-- begin --
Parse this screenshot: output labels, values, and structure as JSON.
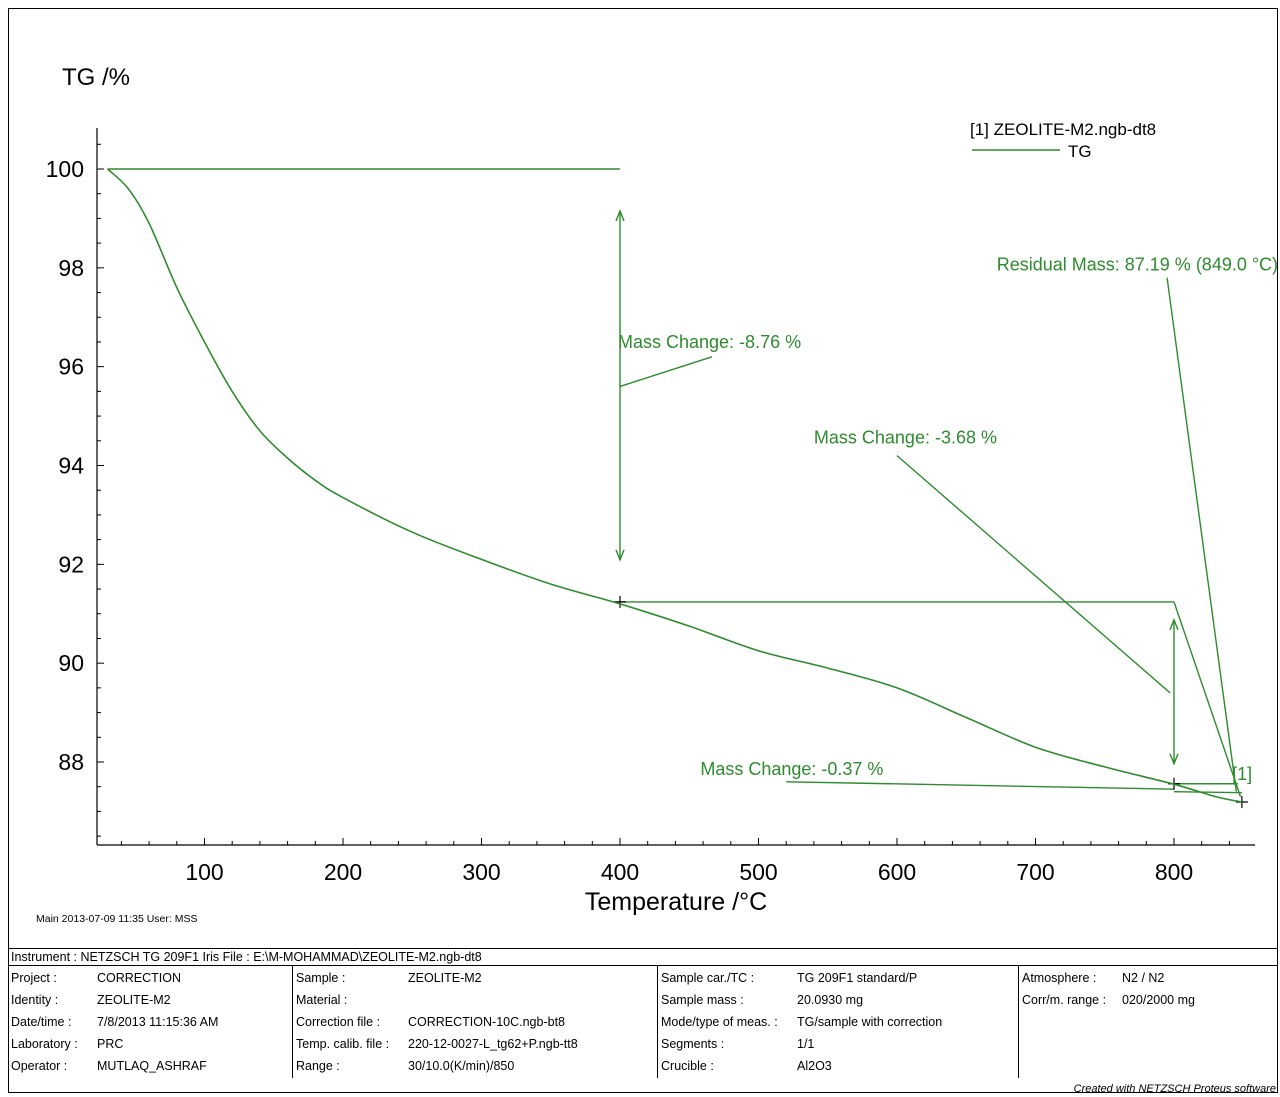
{
  "chart_data": {
    "type": "line",
    "ylabel": "TG /%",
    "xlabel": "Temperature /°C",
    "xlim": [
      30,
      850
    ],
    "ylim": [
      86.3,
      100.8
    ],
    "x_ticks": [
      100,
      200,
      300,
      400,
      500,
      600,
      700,
      800
    ],
    "y_ticks": [
      88,
      90,
      92,
      94,
      96,
      98,
      100
    ],
    "legend": {
      "file": "[1] ZEOLITE-M2.ngb-dt8",
      "series": "TG",
      "position": "top-right"
    },
    "series": [
      {
        "name": "TG",
        "color": "#2e8b2e",
        "x": [
          30,
          45,
          60,
          80,
          100,
          120,
          140,
          160,
          180,
          200,
          250,
          300,
          350,
          400,
          450,
          500,
          550,
          600,
          650,
          700,
          750,
          800,
          830,
          849
        ],
        "y": [
          100.0,
          99.6,
          98.9,
          97.6,
          96.5,
          95.5,
          94.7,
          94.15,
          93.7,
          93.35,
          92.65,
          92.1,
          91.6,
          91.2,
          90.75,
          90.25,
          89.9,
          89.5,
          88.9,
          88.3,
          87.9,
          87.55,
          87.3,
          87.19
        ]
      }
    ],
    "annotations": [
      {
        "label": "Mass Change: -8.76 %",
        "x1": 30,
        "x2": 400,
        "y1": 100.0,
        "y2": 91.24
      },
      {
        "label": "Mass Change: -3.68 %",
        "x1": 400,
        "x2": 800,
        "y1": 91.24,
        "y2": 87.56
      },
      {
        "label": "Mass Change: -0.37 %",
        "x1": 800,
        "x2": 849,
        "y1": 87.56,
        "y2": 87.19
      },
      {
        "label": "Residual Mass: 87.19 % (849.0 °C)",
        "x": 849,
        "y": 87.19
      }
    ],
    "marker_label": "[1]"
  },
  "footer": {
    "main_info": "Main   2013-07-09 11:35    User: MSS",
    "instrument_row": "Instrument :  NETZSCH TG 209F1 Iris   File :  E:\\M-MOHAMMAD\\ZEOLITE-M2.ngb-dt8",
    "col1": [
      {
        "k": "Project :",
        "v": "CORRECTION"
      },
      {
        "k": "Identity :",
        "v": "ZEOLITE-M2"
      },
      {
        "k": "Date/time :",
        "v": "7/8/2013 11:15:36 AM"
      },
      {
        "k": "Laboratory :",
        "v": "PRC"
      },
      {
        "k": "Operator :",
        "v": "MUTLAQ_ASHRAF"
      }
    ],
    "col2": [
      {
        "k": "Sample :",
        "v": "ZEOLITE-M2"
      },
      {
        "k": "Material :",
        "v": ""
      },
      {
        "k": "Correction file :",
        "v": "CORRECTION-10C.ngb-bt8"
      },
      {
        "k": "Temp. calib. file :",
        "v": "220-12-0027-L_tg62+P.ngb-tt8"
      },
      {
        "k": "Range :",
        "v": "30/10.0(K/min)/850"
      }
    ],
    "col3": [
      {
        "k": "Sample car./TC :",
        "v": "TG 209F1 standard/P"
      },
      {
        "k": "Sample mass :",
        "v": "20.0930 mg"
      },
      {
        "k": "Mode/type of meas. :",
        "v": "TG/sample with correction"
      },
      {
        "k": "Segments :",
        "v": "1/1"
      },
      {
        "k": "Crucible :",
        "v": "Al2O3"
      }
    ],
    "col4": [
      {
        "k": "Atmosphere :",
        "v": "N2 / N2"
      },
      {
        "k": "Corr/m. range :",
        "v": "020/2000 mg"
      }
    ],
    "credit": "Created with NETZSCH Proteus software"
  }
}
-- end --
EXERCISE GOAL:
Return every line of the records exactly as given, pictures excluded.

COMPLETE RESPONSE:
Parse this screenshot: output labels, values, and structure as JSON.
{
  "chart_data": {
    "type": "line",
    "ylabel": "TG /%",
    "xlabel": "Temperature /°C",
    "xlim": [
      30,
      850
    ],
    "ylim": [
      86.3,
      100.8
    ],
    "x_ticks": [
      100,
      200,
      300,
      400,
      500,
      600,
      700,
      800
    ],
    "y_ticks": [
      88,
      90,
      92,
      94,
      96,
      98,
      100
    ],
    "legend": {
      "file": "[1] ZEOLITE-M2.ngb-dt8",
      "series": "TG",
      "position": "top-right"
    },
    "series": [
      {
        "name": "TG",
        "color": "#2e8b2e",
        "x": [
          30,
          45,
          60,
          80,
          100,
          120,
          140,
          160,
          180,
          200,
          250,
          300,
          350,
          400,
          450,
          500,
          550,
          600,
          650,
          700,
          750,
          800,
          830,
          849
        ],
        "y": [
          100.0,
          99.6,
          98.9,
          97.6,
          96.5,
          95.5,
          94.7,
          94.15,
          93.7,
          93.35,
          92.65,
          92.1,
          91.6,
          91.2,
          90.75,
          90.25,
          89.9,
          89.5,
          88.9,
          88.3,
          87.9,
          87.55,
          87.3,
          87.19
        ]
      }
    ],
    "annotations": [
      {
        "label": "Mass Change: -8.76 %",
        "x1": 30,
        "x2": 400,
        "y1": 100.0,
        "y2": 91.24
      },
      {
        "label": "Mass Change: -3.68 %",
        "x1": 400,
        "x2": 800,
        "y1": 91.24,
        "y2": 87.56
      },
      {
        "label": "Mass Change: -0.37 %",
        "x1": 800,
        "x2": 849,
        "y1": 87.56,
        "y2": 87.19
      },
      {
        "label": "Residual Mass: 87.19 % (849.0 °C)",
        "x": 849,
        "y": 87.19
      }
    ],
    "marker_label": "[1]"
  },
  "footer": {
    "main_info": "Main   2013-07-09 11:35    User: MSS",
    "instrument_row": "Instrument :  NETZSCH TG 209F1 Iris   File :  E:\\M-MOHAMMAD\\ZEOLITE-M2.ngb-dt8",
    "col1": [
      {
        "k": "Project :",
        "v": "CORRECTION"
      },
      {
        "k": "Identity :",
        "v": "ZEOLITE-M2"
      },
      {
        "k": "Date/time :",
        "v": "7/8/2013 11:15:36 AM"
      },
      {
        "k": "Laboratory :",
        "v": "PRC"
      },
      {
        "k": "Operator :",
        "v": "MUTLAQ_ASHRAF"
      }
    ],
    "col2": [
      {
        "k": "Sample :",
        "v": "ZEOLITE-M2"
      },
      {
        "k": "Material :",
        "v": ""
      },
      {
        "k": "Correction file :",
        "v": "CORRECTION-10C.ngb-bt8"
      },
      {
        "k": "Temp. calib. file :",
        "v": "220-12-0027-L_tg62+P.ngb-tt8"
      },
      {
        "k": "Range :",
        "v": "30/10.0(K/min)/850"
      }
    ],
    "col3": [
      {
        "k": "Sample car./TC :",
        "v": "TG 209F1 standard/P"
      },
      {
        "k": "Sample mass :",
        "v": "20.0930 mg"
      },
      {
        "k": "Mode/type of meas. :",
        "v": "TG/sample with correction"
      },
      {
        "k": "Segments :",
        "v": "1/1"
      },
      {
        "k": "Crucible :",
        "v": "Al2O3"
      }
    ],
    "col4": [
      {
        "k": "Atmosphere :",
        "v": "N2 / N2"
      },
      {
        "k": "Corr/m. range :",
        "v": "020/2000 mg"
      }
    ],
    "credit": "Created with NETZSCH Proteus software"
  }
}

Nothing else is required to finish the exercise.